WHAT YOU WILL DO:
Extract all of the entries and set them down verbatim.

— start of MATERIAL TO PROCESS —

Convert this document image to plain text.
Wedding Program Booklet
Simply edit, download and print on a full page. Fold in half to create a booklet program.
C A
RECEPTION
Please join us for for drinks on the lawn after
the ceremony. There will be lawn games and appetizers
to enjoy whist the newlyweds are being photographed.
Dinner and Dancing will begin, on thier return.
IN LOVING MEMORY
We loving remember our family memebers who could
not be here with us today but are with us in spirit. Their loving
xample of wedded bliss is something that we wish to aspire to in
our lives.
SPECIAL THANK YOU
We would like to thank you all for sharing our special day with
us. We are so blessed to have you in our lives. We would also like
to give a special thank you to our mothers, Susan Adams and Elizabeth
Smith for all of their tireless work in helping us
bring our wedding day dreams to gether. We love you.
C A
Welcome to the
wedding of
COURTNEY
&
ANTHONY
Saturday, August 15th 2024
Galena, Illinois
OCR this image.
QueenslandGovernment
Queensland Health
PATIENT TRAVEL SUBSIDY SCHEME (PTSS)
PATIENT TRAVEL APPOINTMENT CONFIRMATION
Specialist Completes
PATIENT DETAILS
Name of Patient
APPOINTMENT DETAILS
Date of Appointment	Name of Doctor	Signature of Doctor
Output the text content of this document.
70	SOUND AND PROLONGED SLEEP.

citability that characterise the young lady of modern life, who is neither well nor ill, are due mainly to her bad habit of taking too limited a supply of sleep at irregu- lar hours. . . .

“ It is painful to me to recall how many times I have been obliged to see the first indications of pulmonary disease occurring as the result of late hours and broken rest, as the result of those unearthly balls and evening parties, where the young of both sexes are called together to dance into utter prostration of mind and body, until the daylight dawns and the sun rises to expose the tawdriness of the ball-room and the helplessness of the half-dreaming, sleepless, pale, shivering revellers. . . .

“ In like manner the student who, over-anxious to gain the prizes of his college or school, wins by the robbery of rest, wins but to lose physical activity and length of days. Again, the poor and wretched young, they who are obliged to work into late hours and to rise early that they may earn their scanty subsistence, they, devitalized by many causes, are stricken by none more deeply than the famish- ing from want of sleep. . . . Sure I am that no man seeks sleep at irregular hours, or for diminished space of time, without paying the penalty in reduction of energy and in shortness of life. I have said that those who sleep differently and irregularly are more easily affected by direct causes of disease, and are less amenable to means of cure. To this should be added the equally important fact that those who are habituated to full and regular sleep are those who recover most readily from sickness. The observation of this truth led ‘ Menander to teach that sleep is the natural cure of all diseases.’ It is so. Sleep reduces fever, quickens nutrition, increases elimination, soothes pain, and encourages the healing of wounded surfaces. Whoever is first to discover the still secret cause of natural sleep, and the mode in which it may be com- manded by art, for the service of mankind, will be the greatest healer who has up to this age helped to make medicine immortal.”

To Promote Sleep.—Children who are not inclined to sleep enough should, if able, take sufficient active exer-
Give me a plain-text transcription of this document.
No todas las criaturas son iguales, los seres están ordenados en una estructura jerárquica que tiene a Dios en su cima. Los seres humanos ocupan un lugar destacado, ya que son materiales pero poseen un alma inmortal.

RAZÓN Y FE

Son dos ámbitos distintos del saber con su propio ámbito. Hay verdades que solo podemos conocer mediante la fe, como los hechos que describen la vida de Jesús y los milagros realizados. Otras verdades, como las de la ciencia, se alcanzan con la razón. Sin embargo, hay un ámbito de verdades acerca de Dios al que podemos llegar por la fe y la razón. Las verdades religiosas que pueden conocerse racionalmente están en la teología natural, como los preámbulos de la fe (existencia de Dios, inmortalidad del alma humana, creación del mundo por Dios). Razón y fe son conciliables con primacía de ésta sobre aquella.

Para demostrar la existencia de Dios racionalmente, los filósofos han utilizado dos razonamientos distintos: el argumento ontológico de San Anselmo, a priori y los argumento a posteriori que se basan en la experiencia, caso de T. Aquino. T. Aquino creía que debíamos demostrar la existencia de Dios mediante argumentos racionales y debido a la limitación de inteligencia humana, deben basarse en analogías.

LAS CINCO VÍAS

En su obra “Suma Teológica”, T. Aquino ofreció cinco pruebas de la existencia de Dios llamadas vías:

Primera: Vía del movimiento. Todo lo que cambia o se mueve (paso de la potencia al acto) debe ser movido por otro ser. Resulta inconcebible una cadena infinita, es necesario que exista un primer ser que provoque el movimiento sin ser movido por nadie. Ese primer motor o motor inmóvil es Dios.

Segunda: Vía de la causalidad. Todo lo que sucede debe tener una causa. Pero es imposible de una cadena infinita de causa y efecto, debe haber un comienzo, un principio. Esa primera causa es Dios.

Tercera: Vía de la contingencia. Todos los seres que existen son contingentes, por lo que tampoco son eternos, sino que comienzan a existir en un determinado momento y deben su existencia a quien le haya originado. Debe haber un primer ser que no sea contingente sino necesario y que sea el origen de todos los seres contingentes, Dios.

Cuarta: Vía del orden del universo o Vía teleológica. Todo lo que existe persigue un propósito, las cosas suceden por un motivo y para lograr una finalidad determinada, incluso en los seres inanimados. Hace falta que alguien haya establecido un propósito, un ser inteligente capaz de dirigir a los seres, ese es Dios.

— end of MATERIAL TO PROCESS —

ANSWER TO THIS EXERCISE:
Convert this document image to plain text.
Wedding Program Booklet
Simply edit, download and print on a full page. Fold in half to create a booklet program.
C A
RECEPTION
Please join us for for drinks on the lawn after
the ceremony. There will be lawn games and appetizers
to enjoy whist the newlyweds are being photographed.
Dinner and Dancing will begin, on thier return.
IN LOVING MEMORY
We loving remember our family memebers who could
not be here with us today but are with us in spirit. Their loving
xample of wedded bliss is something that we wish to aspire to in
our lives.
SPECIAL THANK YOU
We would like to thank you all for sharing our special day with
us. We are so blessed to have you in our lives. We would also like
to give a special thank you to our mothers, Susan Adams and Elizabeth
Smith for all of their tireless work in helping us
bring our wedding day dreams to gether. We love you.
C A
Welcome to the
wedding of
COURTNEY
&
ANTHONY
Saturday, August 15th 2024
Galena, Illinois
OCR this image.
QueenslandGovernment
Queensland Health
PATIENT TRAVEL SUBSIDY SCHEME (PTSS)
PATIENT TRAVEL APPOINTMENT CONFIRMATION
Specialist Completes
PATIENT DETAILS
Name of Patient
APPOINTMENT DETAILS
Date of Appointment	Name of Doctor	Signature of Doctor
Output the text content of this document.
70	SOUND AND PROLONGED SLEEP.

citability that characterise the young lady of modern life, who is neither well nor ill, are due mainly to her bad habit of taking too limited a supply of sleep at irregu- lar hours. . . .

“ It is painful to me to recall how many times I have been obliged to see the first indications of pulmonary disease occurring as the result of late hours and broken rest, as the result of those unearthly balls and evening parties, where the young of both sexes are called together to dance into utter prostration of mind and body, until the daylight dawns and the sun rises to expose the tawdriness of the ball-room and the helplessness of the half-dreaming, sleepless, pale, shivering revellers. . . .

“ In like manner the student who, over-anxious to gain the prizes of his college or school, wins by the robbery of rest, wins but to lose physical activity and length of days. Again, the poor and wretched young, they who are obliged to work into late hours and to rise early that they may earn their scanty subsistence, they, devitalized by many causes, are stricken by none more deeply than the famish- ing from want of sleep. . . . Sure I am that no man seeks sleep at irregular hours, or for diminished space of time, without paying the penalty in reduction of energy and in shortness of life. I have said that those who sleep differently and irregularly are more easily affected by direct causes of disease, and are less amenable to means of cure. To this should be added the equally important fact that those who are habituated to full and regular sleep are those who recover most readily from sickness. The observation of this truth led ‘ Menander to teach that sleep is the natural cure of all diseases.’ It is so. Sleep reduces fever, quickens nutrition, increases elimination, soothes pain, and encourages the healing of wounded surfaces. Whoever is first to discover the still secret cause of natural sleep, and the mode in which it may be com- manded by art, for the service of mankind, will be the greatest healer who has up to this age helped to make medicine immortal.”

To Promote Sleep.—Children who are not inclined to sleep enough should, if able, take sufficient active exer-
Give me a plain-text transcription of this document.
No todas las criaturas son iguales, los seres están ordenados en una estructura jerárquica que tiene a Dios en su cima. Los seres humanos ocupan un lugar destacado, ya que son materiales pero poseen un alma inmortal.

RAZÓN Y FE

Son dos ámbitos distintos del saber con su propio ámbito. Hay verdades que solo podemos conocer mediante la fe, como los hechos que describen la vida de Jesús y los milagros realizados. Otras verdades, como las de la ciencia, se alcanzan con la razón. Sin embargo, hay un ámbito de verdades acerca de Dios al que podemos llegar por la fe y la razón. Las verdades religiosas que pueden conocerse racionalmente están en la teología natural, como los preámbulos de la fe (existencia de Dios, inmortalidad del alma humana, creación del mundo por Dios). Razón y fe son conciliables con primacía de ésta sobre aquella.

Para demostrar la existencia de Dios racionalmente, los filósofos han utilizado dos razonamientos distintos: el argumento ontológico de San Anselmo, a priori y los argumento a posteriori que se basan en la experiencia, caso de T. Aquino. T. Aquino creía que debíamos demostrar la existencia de Dios mediante argumentos racionales y debido a la limitación de inteligencia humana, deben basarse en analogías.

LAS CINCO VÍAS

En su obra “Suma Teológica”, T. Aquino ofreció cinco pruebas de la existencia de Dios llamadas vías:

Primera: Vía del movimiento. Todo lo que cambia o se mueve (paso de la potencia al acto) debe ser movido por otro ser. Resulta inconcebible una cadena infinita, es necesario que exista un primer ser que provoque el movimiento sin ser movido por nadie. Ese primer motor o motor inmóvil es Dios.

Segunda: Vía de la causalidad. Todo lo que sucede debe tener una causa. Pero es imposible de una cadena infinita de causa y efecto, debe haber un comienzo, un principio. Esa primera causa es Dios.

Tercera: Vía de la contingencia. Todos los seres que existen son contingentes, por lo que tampoco son eternos, sino que comienzan a existir en un determinado momento y deben su existencia a quien le haya originado. Debe haber un primer ser que no sea contingente sino necesario y que sea el origen de todos los seres contingentes, Dios.

Cuarta: Vía del orden del universo o Vía teleológica. Todo lo que existe persigue un propósito, las cosas suceden por un motivo y para lograr una finalidad determinada, incluso en los seres inanimados. Hace falta que alguien haya establecido un propósito, un ser inteligente capaz de dirigir a los seres, ese es Dios.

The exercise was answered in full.